— Exercise input —
** START **
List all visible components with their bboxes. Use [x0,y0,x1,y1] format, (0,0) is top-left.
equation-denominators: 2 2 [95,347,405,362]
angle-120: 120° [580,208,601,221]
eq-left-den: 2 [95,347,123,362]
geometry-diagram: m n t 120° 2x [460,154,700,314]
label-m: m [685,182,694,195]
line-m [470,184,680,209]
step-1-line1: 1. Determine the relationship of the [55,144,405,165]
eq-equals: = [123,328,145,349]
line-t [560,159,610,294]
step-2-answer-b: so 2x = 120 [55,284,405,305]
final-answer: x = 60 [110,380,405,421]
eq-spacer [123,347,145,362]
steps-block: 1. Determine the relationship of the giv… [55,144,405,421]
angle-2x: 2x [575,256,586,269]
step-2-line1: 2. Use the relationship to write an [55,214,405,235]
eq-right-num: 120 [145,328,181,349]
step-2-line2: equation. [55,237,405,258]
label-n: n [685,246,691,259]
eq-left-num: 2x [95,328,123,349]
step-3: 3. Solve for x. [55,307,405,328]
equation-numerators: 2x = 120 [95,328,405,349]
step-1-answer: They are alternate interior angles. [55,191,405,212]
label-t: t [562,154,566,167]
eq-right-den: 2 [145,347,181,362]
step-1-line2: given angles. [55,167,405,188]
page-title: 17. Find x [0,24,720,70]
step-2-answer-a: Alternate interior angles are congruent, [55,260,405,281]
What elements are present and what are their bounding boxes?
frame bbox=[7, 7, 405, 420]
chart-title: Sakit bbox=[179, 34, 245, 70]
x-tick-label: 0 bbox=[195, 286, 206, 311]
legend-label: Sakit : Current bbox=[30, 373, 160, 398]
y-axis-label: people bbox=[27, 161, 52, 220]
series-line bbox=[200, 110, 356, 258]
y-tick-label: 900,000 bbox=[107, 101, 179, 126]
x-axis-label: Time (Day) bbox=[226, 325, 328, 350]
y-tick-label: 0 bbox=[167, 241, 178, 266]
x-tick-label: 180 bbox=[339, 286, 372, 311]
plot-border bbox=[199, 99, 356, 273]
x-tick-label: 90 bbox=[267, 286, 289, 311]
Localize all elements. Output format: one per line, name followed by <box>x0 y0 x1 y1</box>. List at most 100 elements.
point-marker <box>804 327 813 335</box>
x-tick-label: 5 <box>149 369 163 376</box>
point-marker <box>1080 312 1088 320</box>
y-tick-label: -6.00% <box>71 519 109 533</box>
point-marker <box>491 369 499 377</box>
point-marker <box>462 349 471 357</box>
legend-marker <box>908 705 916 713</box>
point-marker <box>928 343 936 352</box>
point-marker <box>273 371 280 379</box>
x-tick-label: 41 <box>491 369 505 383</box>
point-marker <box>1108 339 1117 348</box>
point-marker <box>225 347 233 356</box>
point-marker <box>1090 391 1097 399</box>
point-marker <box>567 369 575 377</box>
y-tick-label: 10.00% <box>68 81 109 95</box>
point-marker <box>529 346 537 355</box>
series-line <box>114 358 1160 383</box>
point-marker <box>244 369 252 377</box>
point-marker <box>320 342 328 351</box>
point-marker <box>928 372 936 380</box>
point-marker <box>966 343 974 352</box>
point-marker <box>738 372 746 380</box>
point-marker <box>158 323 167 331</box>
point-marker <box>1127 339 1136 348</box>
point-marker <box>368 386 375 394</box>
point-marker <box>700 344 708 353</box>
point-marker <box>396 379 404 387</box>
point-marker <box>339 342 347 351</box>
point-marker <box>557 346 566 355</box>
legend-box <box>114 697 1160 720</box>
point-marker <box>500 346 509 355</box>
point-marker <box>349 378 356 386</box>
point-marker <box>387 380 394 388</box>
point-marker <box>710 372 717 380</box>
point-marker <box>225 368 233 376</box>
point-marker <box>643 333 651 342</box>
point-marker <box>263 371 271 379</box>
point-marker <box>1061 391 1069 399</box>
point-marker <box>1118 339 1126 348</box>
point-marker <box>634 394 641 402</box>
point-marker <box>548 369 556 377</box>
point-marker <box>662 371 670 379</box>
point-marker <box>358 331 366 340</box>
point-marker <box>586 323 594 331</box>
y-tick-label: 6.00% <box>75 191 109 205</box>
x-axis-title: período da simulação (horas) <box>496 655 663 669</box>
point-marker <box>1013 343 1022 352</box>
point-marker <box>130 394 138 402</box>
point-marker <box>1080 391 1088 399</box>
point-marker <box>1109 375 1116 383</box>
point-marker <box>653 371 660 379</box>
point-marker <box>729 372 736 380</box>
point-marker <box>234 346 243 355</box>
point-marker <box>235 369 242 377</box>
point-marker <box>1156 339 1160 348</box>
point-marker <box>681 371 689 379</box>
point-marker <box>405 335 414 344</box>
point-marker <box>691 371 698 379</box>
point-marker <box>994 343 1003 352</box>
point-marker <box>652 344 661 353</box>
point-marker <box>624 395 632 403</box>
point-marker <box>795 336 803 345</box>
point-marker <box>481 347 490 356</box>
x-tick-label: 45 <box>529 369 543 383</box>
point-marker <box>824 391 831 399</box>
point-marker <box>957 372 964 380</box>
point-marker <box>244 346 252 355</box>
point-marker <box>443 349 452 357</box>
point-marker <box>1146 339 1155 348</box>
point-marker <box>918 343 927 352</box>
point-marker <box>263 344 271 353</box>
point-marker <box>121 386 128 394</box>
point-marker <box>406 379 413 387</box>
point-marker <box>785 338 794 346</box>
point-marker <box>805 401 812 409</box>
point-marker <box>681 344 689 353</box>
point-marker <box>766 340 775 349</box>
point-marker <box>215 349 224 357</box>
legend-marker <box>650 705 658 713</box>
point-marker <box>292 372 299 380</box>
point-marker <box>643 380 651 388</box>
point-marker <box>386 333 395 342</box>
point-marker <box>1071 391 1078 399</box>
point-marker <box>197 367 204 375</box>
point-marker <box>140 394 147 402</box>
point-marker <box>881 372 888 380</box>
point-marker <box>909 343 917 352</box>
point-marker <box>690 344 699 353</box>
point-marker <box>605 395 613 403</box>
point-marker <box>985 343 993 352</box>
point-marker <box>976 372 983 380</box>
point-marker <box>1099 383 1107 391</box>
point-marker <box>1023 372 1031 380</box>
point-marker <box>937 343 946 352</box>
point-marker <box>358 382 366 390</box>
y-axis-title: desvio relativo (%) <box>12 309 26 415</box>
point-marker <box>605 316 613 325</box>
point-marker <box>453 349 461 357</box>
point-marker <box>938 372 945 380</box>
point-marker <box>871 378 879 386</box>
** END **
Format every row above as a Markdown table with two columns, Line and Text. Put each row's sequence number in Line and the row itself in Text, and leave out any blank lines.

— Task result —
| Line | Text |
|---|---|
| 1 | List all visible components with their bboxes. Use [x0,y0,x1,y1] format, (0,0) is top-left. |
| 2 | equation-denominators: 2 2 [95,347,405,362] |
| 3 | angle-120: 120° [580,208,601,221] |
| 4 | eq-left-den: 2 [95,347,123,362] |
| 5 | geometry-diagram: m n t 120° 2x [460,154,700,314] |
| 6 | label-m: m [685,182,694,195] |
| 7 | line-m [470,184,680,209] |
| 8 | step-1-line1: 1. Determine the relationship of the [55,144,405,165] |
| 9 | eq-equals: = [123,328,145,349] |
| 10 | line-t [560,159,610,294] |
| 11 | step-2-answer-b: so 2x = 120 [55,284,405,305] |
| 12 | final-answer: x = 60 [110,380,405,421] |
| 13 | eq-spacer [123,347,145,362] |
| 14 | steps-block: 1. Determine the relationship of the giv… [55,144,405,421] |
| 15 | angle-2x: 2x [575,256,586,269] |
| 16 | step-2-line1: 2. Use the relationship to write an [55,214,405,235] |
| 17 | eq-right-num: 120 [145,328,181,349] |
| 18 | step-2-line2: equation. [55,237,405,258] |
| 19 | label-n: n [685,246,691,259] |
| 20 | eq-left-num: 2x [95,328,123,349] |
| 21 | step-3: 3. Solve for x. [55,307,405,328] |
| 22 | equation-numerators: 2x = 120 [95,328,405,349] |
| 23 | step-1-answer: They are alternate interior angles. [55,191,405,212] |
| 24 | label-t: t [562,154,566,167] |
| 25 | eq-right-den: 2 [145,347,181,362] |
| 26 | step-1-line2: given angles. [55,167,405,188] |
| 27 | page-title: 17. Find x [0,24,720,70] |
| 28 | step-2-answer-a: Alternate interior angles are congruent, [55,260,405,281] |
| 29 | What elements are present and what are their bounding boxes? |
| 30 | frame bbox=[7, 7, 405, 420] |
| 31 | chart-title: Sakit bbox=[179, 34, 245, 70] |
| 32 | x-tick-label: 0 bbox=[195, 286, 206, 311] |
| 33 | legend-label: Sakit : Current bbox=[30, 373, 160, 398] |
| 34 | y-axis-label: people bbox=[27, 161, 52, 220] |
| 35 | series-line bbox=[200, 110, 356, 258] |
| 36 | y-tick-label: 900,000 bbox=[107, 101, 179, 126] |
| 37 | x-axis-label: Time (Day) bbox=[226, 325, 328, 350] |
| 38 | y-tick-label: 0 bbox=[167, 241, 178, 266] |
| 39 | x-tick-label: 180 bbox=[339, 286, 372, 311] |
| 40 | plot-border bbox=[199, 99, 356, 273] |
| 41 | x-tick-label: 90 bbox=[267, 286, 289, 311] |
| 42 | Localize all elements. Output format: one per line, name followed by <box>x0 y0 x1 y1</box>. List at most 100 elements. |
| 43 | point-marker <box>804 327 813 335</box> |
| 44 | x-tick-label: 5 <box>149 369 163 376</box> |
| 45 | point-marker <box>1080 312 1088 320</box> |
| 46 | y-tick-label: -6.00% <box>71 519 109 533</box> |
| 47 | point-marker <box>491 369 499 377</box> |
| 48 | point-marker <box>462 349 471 357</box> |
| 49 | legend-marker <box>908 705 916 713</box> |
| 50 | point-marker <box>928 343 936 352</box> |
| 51 | point-marker <box>273 371 280 379</box> |
| 52 | x-tick-label: 41 <box>491 369 505 383</box> |
| 53 | point-marker <box>1108 339 1117 348</box> |
| 54 | point-marker <box>225 347 233 356</box> |
| 55 | point-marker <box>1090 391 1097 399</box> |
| 56 | point-marker <box>567 369 575 377</box> |
| 57 | y-tick-label: 10.00% <box>68 81 109 95</box> |
| 58 | point-marker <box>529 346 537 355</box> |
| 59 | series-line <box>114 358 1160 383</box> |
| 60 | point-marker <box>244 369 252 377</box> |
| 61 | point-marker <box>320 342 328 351</box> |
| 62 | point-marker <box>928 372 936 380</box> |
| 63 | point-marker <box>966 343 974 352</box> |
| 64 | point-marker <box>738 372 746 380</box> |
| 65 | point-marker <box>158 323 167 331</box> |
| 66 | point-marker <box>1127 339 1136 348</box> |
| 67 | point-marker <box>368 386 375 394</box> |
| 68 | point-marker <box>700 344 708 353</box> |
| 69 | point-marker <box>396 379 404 387</box> |
| 70 | point-marker <box>339 342 347 351</box> |
| 71 | point-marker <box>557 346 566 355</box> |
| 72 | legend-box <box>114 697 1160 720</box> |
| 73 | point-marker <box>500 346 509 355</box> |
| 74 | point-marker <box>349 378 356 386</box> |
| 75 | point-marker <box>387 380 394 388</box> |
| 76 | point-marker <box>710 372 717 380</box> |
| 77 | point-marker <box>225 368 233 376</box> |
| 78 | point-marker <box>643 333 651 342</box> |
| 79 | point-marker <box>263 371 271 379</box> |
| 80 | point-marker <box>1061 391 1069 399</box> |
| 81 | point-marker <box>1118 339 1126 348</box> |
| 82 | point-marker <box>634 394 641 402</box> |
| 83 | point-marker <box>548 369 556 377</box> |
| 84 | point-marker <box>662 371 670 379</box> |
| 85 | point-marker <box>358 331 366 340</box> |
| 86 | point-marker <box>586 323 594 331</box> |
| 87 | y-tick-label: 6.00% <box>75 191 109 205</box> |
| 88 | x-axis-title: período da simulação (horas) <box>496 655 663 669</box> |
| 89 | point-marker <box>1013 343 1022 352</box> |
| 90 | point-marker <box>130 394 138 402</box> |
| 91 | point-marker <box>1080 391 1088 399</box> |
| 92 | point-marker <box>1109 375 1116 383</box> |
| 93 | point-marker <box>653 371 660 379</box> |
| 94 | point-marker <box>729 372 736 380</box> |
| 95 | point-marker <box>234 346 243 355</box> |
| 96 | point-marker <box>235 369 242 377</box> |
| 97 | point-marker <box>1156 339 1160 348</box> |
| 98 | point-marker <box>681 371 689 379</box> |
| 99 | point-marker <box>405 335 414 344</box> |
| 100 | point-marker <box>691 371 698 379</box> |
| 101 | point-marker <box>994 343 1003 352</box> |
| 102 | point-marker <box>652 344 661 353</box> |
| 103 | point-marker <box>624 395 632 403</box> |
| 104 | point-marker <box>795 336 803 345</box> |
| 105 | point-marker <box>481 347 490 356</box> |
| 106 | x-tick-label: 45 <box>529 369 543 383</box> |
| 107 | point-marker <box>824 391 831 399</box> |
| 108 | point-marker <box>957 372 964 380</box> |
| 109 | point-marker <box>244 346 252 355</box> |
| 110 | point-marker <box>443 349 452 357</box> |
| 111 | point-marker <box>1146 339 1155 348</box> |
| 112 | point-marker <box>918 343 927 352</box> |
| 113 | point-marker <box>263 344 271 353</box> |
| 114 | point-marker <box>121 386 128 394</box> |
| 115 | point-marker <box>406 379 413 387</box> |
| 116 | point-marker <box>785 338 794 346</box> |
| 117 | point-marker <box>805 401 812 409</box> |
| 118 | point-marker <box>681 344 689 353</box> |
| 119 | point-marker <box>766 340 775 349</box> |
| 120 | point-marker <box>215 349 224 357</box> |
| 121 | legend-marker <box>650 705 658 713</box> |
| 122 | point-marker <box>292 372 299 380</box> |
| 123 | point-marker <box>643 380 651 388</box> |
| 124 | point-marker <box>386 333 395 342</box> |
| 125 | point-marker <box>1071 391 1078 399</box> |
| 126 | point-marker <box>197 367 204 375</box> |
| 127 | point-marker <box>140 394 147 402</box> |
| 128 | point-marker <box>881 372 888 380</box> |
| 129 | point-marker <box>909 343 917 352</box> |
| 130 | point-marker <box>690 344 699 353</box> |
| 131 | point-marker <box>605 395 613 403</box> |
| 132 | point-marker <box>985 343 993 352</box> |
| 133 | point-marker <box>976 372 983 380</box> |
| 134 | point-marker <box>1099 383 1107 391</box> |
| 135 | point-marker <box>1023 372 1031 380</box> |
| 136 | point-marker <box>937 343 946 352</box> |
| 137 | point-marker <box>358 382 366 390</box> |
| 138 | y-axis-title: desvio relativo (%) <box>12 309 26 415</box> |
| 139 | point-marker <box>605 316 613 325</box> |
| 140 | point-marker <box>453 349 461 357</box> |
| 141 | point-marker <box>938 372 945 380</box> |
| 142 | point-marker <box>871 378 879 386</box> |